The problem: Using the listing below, please gather every line containing the word "Sample".

Data records
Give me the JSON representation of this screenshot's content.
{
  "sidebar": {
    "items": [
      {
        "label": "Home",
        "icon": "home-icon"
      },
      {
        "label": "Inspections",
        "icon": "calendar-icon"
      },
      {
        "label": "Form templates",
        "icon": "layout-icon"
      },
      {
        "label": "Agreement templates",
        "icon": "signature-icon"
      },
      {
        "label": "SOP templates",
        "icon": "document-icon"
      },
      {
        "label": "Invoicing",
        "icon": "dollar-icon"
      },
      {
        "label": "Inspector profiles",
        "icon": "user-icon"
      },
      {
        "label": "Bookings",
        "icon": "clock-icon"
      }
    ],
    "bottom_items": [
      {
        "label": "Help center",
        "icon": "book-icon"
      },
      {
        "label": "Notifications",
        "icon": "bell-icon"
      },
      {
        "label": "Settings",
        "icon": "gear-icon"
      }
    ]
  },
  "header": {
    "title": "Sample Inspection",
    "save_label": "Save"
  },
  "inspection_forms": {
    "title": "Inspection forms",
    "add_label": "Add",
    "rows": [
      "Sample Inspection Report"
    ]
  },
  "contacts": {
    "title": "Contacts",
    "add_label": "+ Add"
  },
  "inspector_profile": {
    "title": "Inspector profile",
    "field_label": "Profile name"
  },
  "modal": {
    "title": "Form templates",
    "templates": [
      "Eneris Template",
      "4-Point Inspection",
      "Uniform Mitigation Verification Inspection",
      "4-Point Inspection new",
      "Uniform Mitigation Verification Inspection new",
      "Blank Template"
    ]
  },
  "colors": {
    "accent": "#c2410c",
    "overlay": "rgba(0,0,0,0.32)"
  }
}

* * *

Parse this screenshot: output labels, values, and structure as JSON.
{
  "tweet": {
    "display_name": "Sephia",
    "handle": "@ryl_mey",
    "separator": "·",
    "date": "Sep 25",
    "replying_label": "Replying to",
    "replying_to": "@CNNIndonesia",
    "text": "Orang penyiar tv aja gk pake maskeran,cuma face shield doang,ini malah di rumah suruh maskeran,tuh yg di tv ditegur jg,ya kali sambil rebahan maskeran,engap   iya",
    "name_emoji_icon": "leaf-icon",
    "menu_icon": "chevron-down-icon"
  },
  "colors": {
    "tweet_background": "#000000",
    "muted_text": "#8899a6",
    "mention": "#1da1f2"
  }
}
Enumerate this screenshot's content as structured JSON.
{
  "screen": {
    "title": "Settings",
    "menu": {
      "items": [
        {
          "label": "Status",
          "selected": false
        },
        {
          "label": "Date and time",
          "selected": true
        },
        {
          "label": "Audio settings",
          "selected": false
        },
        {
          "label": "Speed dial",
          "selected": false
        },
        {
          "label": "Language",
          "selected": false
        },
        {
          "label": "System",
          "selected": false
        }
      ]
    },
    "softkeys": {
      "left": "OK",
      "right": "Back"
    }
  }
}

Exercise response:
    "title": "Sample Inspection",
      "Sample Inspection Report"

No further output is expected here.